##### Data to use

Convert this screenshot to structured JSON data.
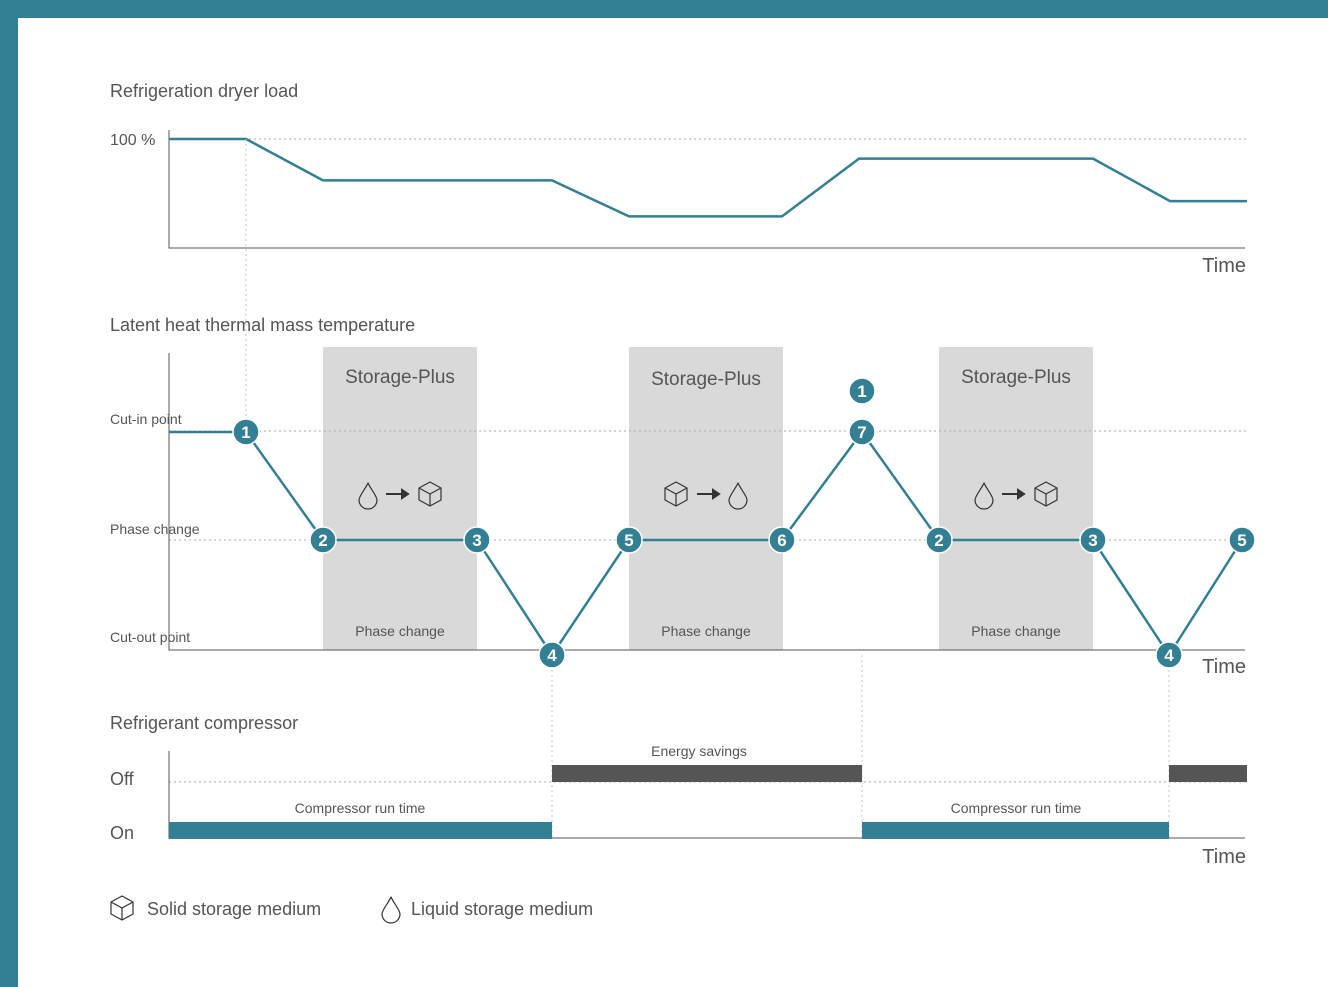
{
  "colors": {
    "accent": "#337f93",
    "band": "#d9d9d9",
    "bar_off": "#555555",
    "text": "#555555"
  },
  "panels": {
    "load": {
      "title": "Refrigeration dryer load",
      "y_label": "100 %",
      "x_label": "Time"
    },
    "temperature": {
      "title": "Latent heat thermal mass temperature",
      "levels": [
        "Cut-in point",
        "Phase change",
        "Cut-out point"
      ],
      "x_label": "Time",
      "bands": [
        {
          "title": "Storage-Plus",
          "subtitle": "Phase change",
          "transition": "liquid-to-solid"
        },
        {
          "title": "Storage-Plus",
          "subtitle": "Phase change",
          "transition": "solid-to-liquid"
        },
        {
          "title": "Storage-Plus",
          "subtitle": "Phase change",
          "transition": "liquid-to-solid"
        }
      ]
    },
    "compressor": {
      "title": "Refrigerant compressor",
      "off_label": "Off",
      "on_label": "On",
      "x_label": "Time",
      "bars": [
        {
          "state": "on",
          "label": "Compressor run time"
        },
        {
          "state": "off",
          "label": "Energy savings"
        },
        {
          "state": "on",
          "label": "Compressor run time"
        },
        {
          "state": "off",
          "label": ""
        }
      ]
    }
  },
  "markers": [
    "1",
    "2",
    "3",
    "4",
    "5",
    "6",
    "7",
    "1",
    "2",
    "3",
    "4",
    "5"
  ],
  "legend": {
    "solid": {
      "icon": "cube-icon",
      "label": "Solid storage medium"
    },
    "liquid": {
      "icon": "droplet-icon",
      "label": "Liquid storage medium"
    }
  },
  "chart_data": [
    {
      "type": "line",
      "title": "Refrigration dryer load",
      "ylabel": "",
      "xlabel": "Time",
      "y_unit": "% of full load",
      "series": [
        {
          "values": [
            100,
            100,
            62,
            62,
            29,
            29,
            82,
            82,
            43,
            43
          ]
        }
      ]
    },
    {
      "type": "line",
      "title": "Latent heat thermal mass temperature",
      "xlabel": "Time",
      "y_levels": [
        "Cut-out point",
        "Phase change",
        "Cut-in point"
      ],
      "series": [
        {
          "values": [
            "Cut-in point",
            "Cut-in point",
            "Phase change",
            "Phase change",
            "Cut-out point",
            "Phase change",
            "Phase change",
            "Cut-in point",
            "Phase change",
            "Phase change",
            "Cut-out point",
            "Phase change"
          ]
        }
      ]
    },
    {
      "type": "bar",
      "title": "Refrigerant compressor",
      "xlabel": "Time",
      "states": [
        "On",
        "Off",
        "On",
        "Off"
      ]
    }
  ]
}
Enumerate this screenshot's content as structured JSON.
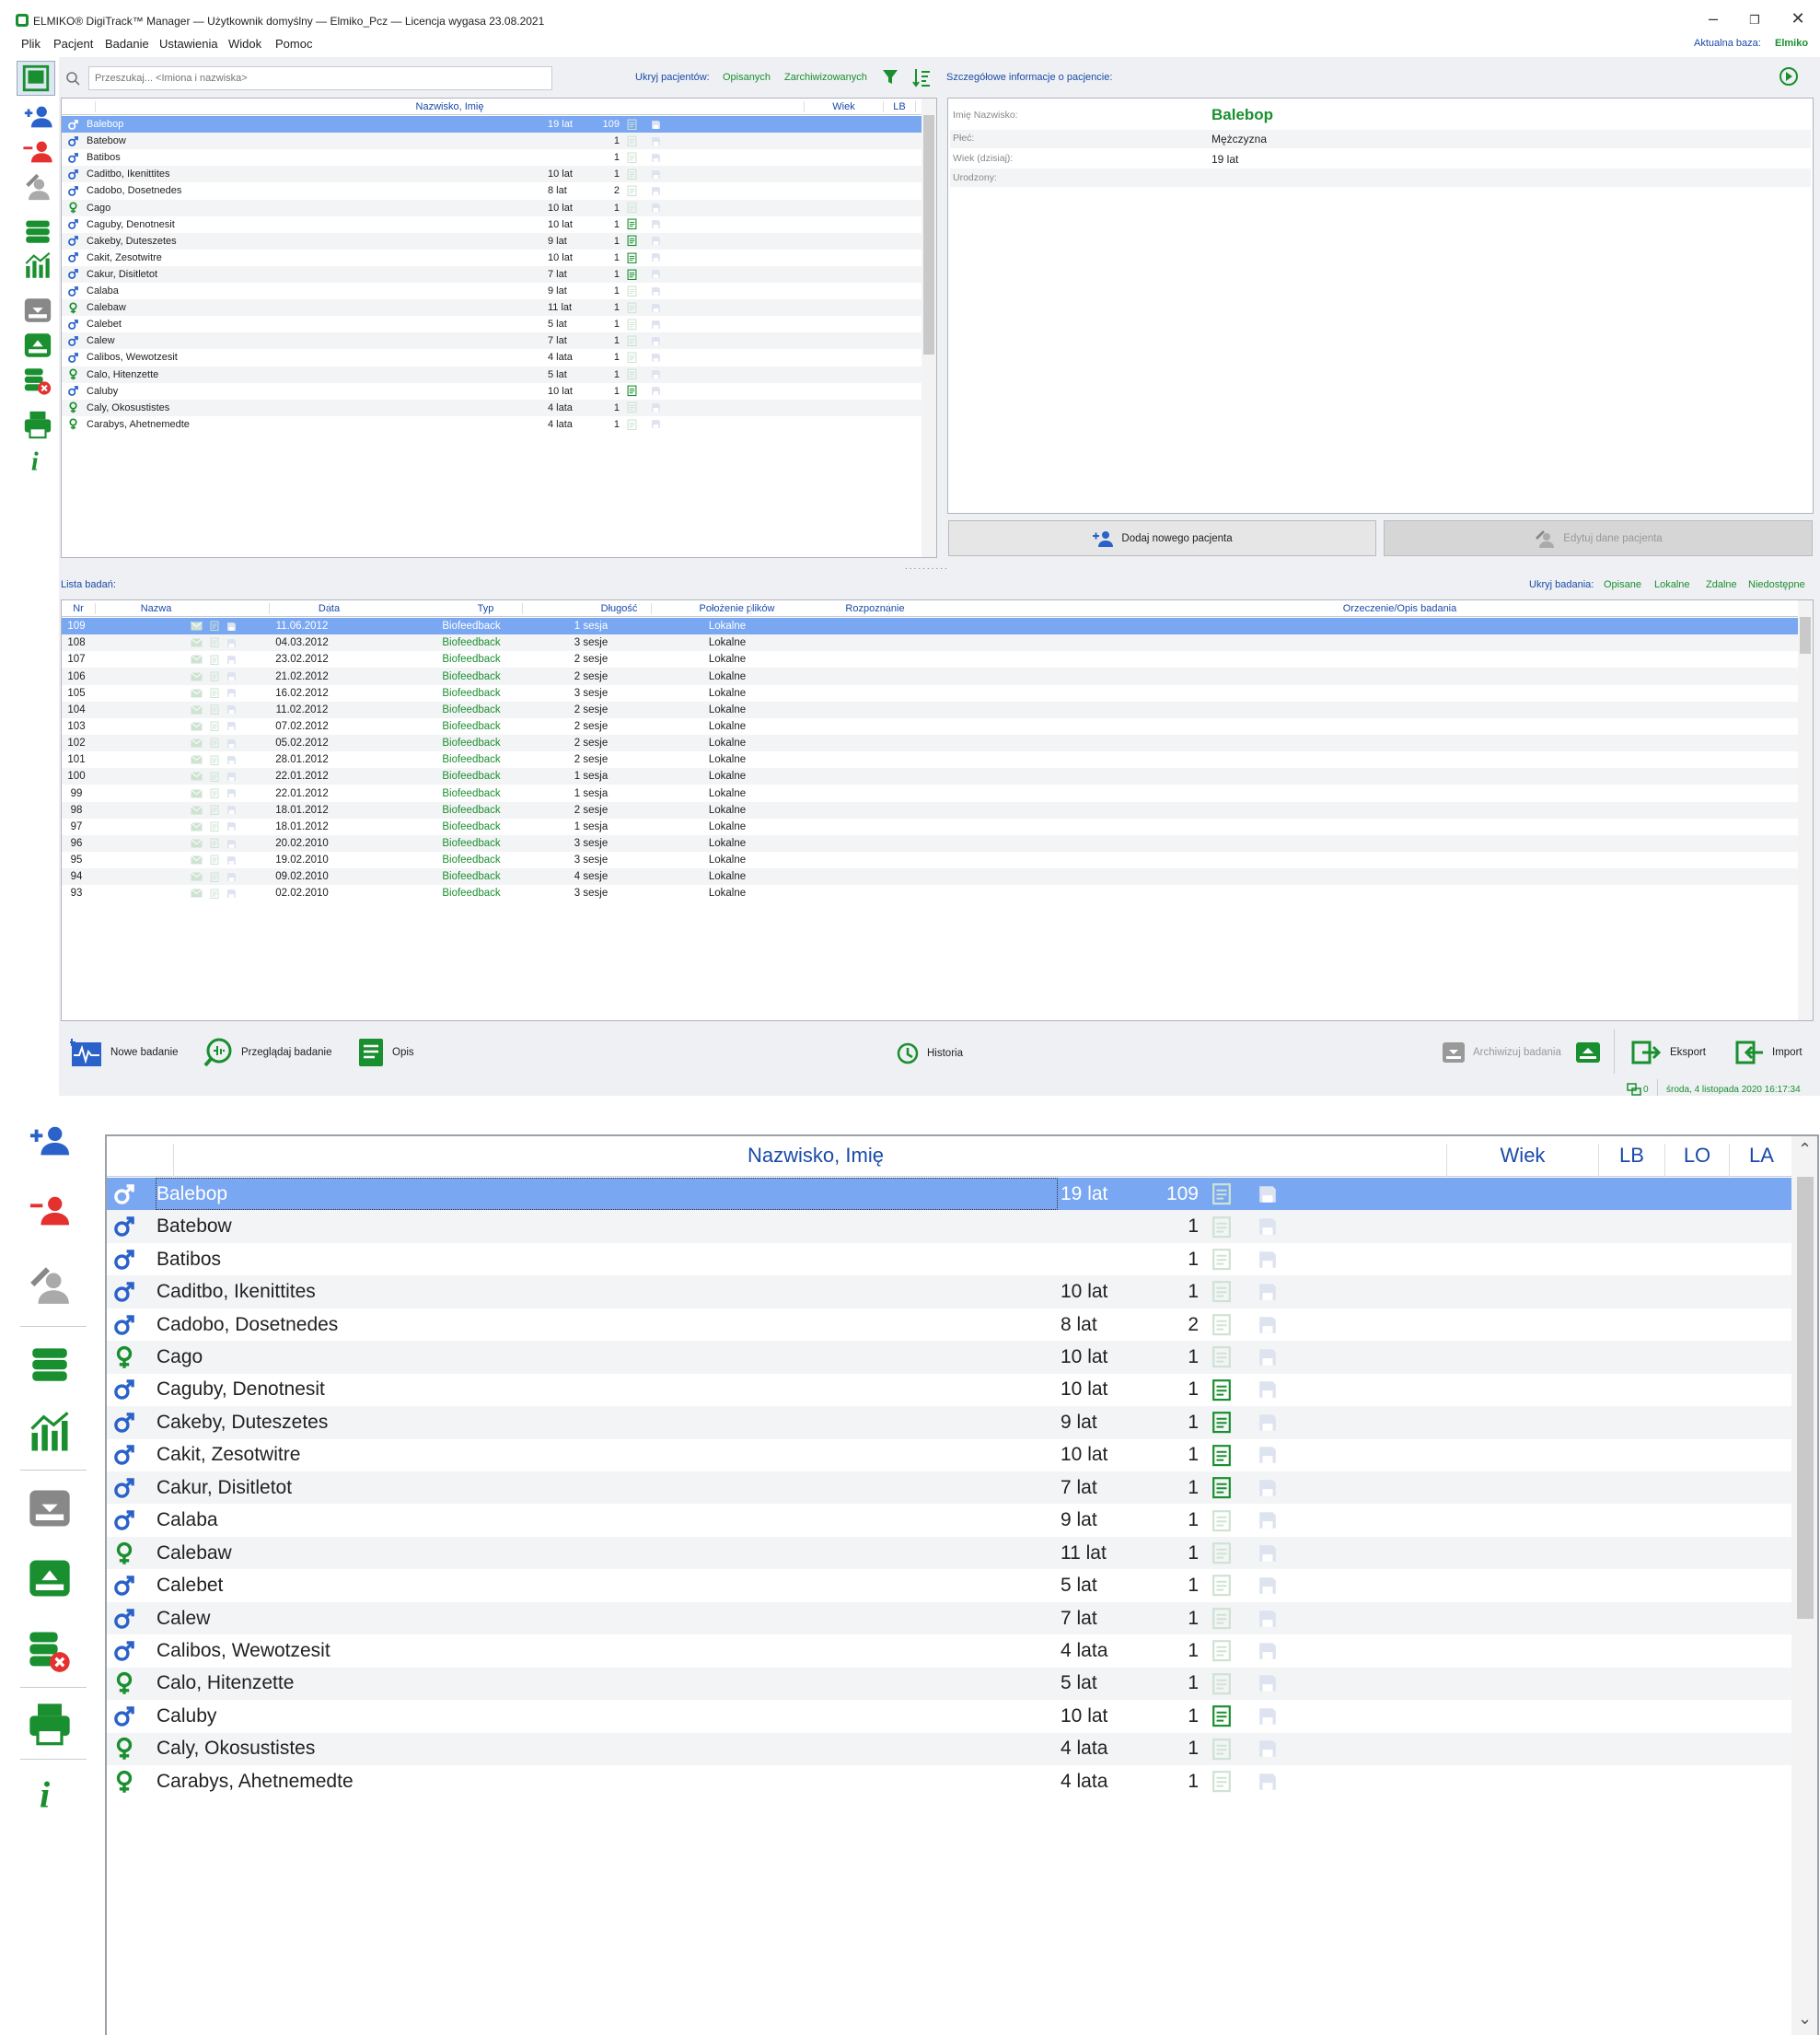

##########

Print the entries above exactly, taking out only the pictures.

Convert this screenshot to structured JSON data.
{
  "colors": {
    "accent": "#337f93",
    "band": "#d9d9d9",
    "bar_off": "#555555",
    "text": "#555555"
  },
  "panels": {
    "load": {
      "title": "Refrigeration dryer load",
      "y_label": "100 %",
      "x_label": "Time"
    },
    "temperature": {
      "title": "Latent heat thermal mass temperature",
      "levels": [
        "Cut-in point",
        "Phase change",
        "Cut-out point"
      ],
      "x_label": "Time",
      "bands": [
        {
          "title": "Storage-Plus",
          "subtitle": "Phase change",
          "transition": "liquid-to-solid"
        },
        {
          "title": "Storage-Plus",
          "subtitle": "Phase change",
          "transition": "solid-to-liquid"
        },
        {
          "title": "Storage-Plus",
          "subtitle": "Phase change",
          "transition": "liquid-to-solid"
        }
      ]
    },
    "compressor": {
      "title": "Refrigerant compressor",
      "off_label": "Off",
      "on_label": "On",
      "x_label": "Time",
      "bars": [
        {
          "state": "on",
          "label": "Compressor run time"
        },
        {
          "state": "off",
          "label": "Energy savings"
        },
        {
          "state": "on",
          "label": "Compressor run time"
        },
        {
          "state": "off",
          "label": ""
        }
      ]
    }
  },
  "markers": [
    "1",
    "2",
    "3",
    "4",
    "5",
    "6",
    "7",
    "1",
    "2",
    "3",
    "4",
    "5"
  ],
  "legend": {
    "solid": {
      "icon": "cube-icon",
      "label": "Solid storage medium"
    },
    "liquid": {
      "icon": "droplet-icon",
      "label": "Liquid storage medium"
    }
  },
  "chart_data": [
    {
      "type": "line",
      "title": "Refrigration dryer load",
      "ylabel": "",
      "xlabel": "Time",
      "y_unit": "% of full load",
      "series": [
        {
          "values": [
            100,
            100,
            62,
            62,
            29,
            29,
            82,
            82,
            43,
            43
          ]
        }
      ]
    },
    {
      "type": "line",
      "title": "Latent heat thermal mass temperature",
      "xlabel": "Time",
      "y_levels": [
        "Cut-out point",
        "Phase change",
        "Cut-in point"
      ],
      "series": [
        {
          "values": [
            "Cut-in point",
            "Cut-in point",
            "Phase change",
            "Phase change",
            "Cut-out point",
            "Phase change",
            "Phase change",
            "Cut-in point",
            "Phase change",
            "Phase change",
            "Cut-out point",
            "Phase change"
          ]
        }
      ]
    },
    {
      "type": "bar",
      "title": "Refrigerant compressor",
      "xlabel": "Time",
      "states": [
        "On",
        "Off",
        "On",
        "Off"
      ]
    }
  ]
}
Enumerate this screenshot's content as structured JSON.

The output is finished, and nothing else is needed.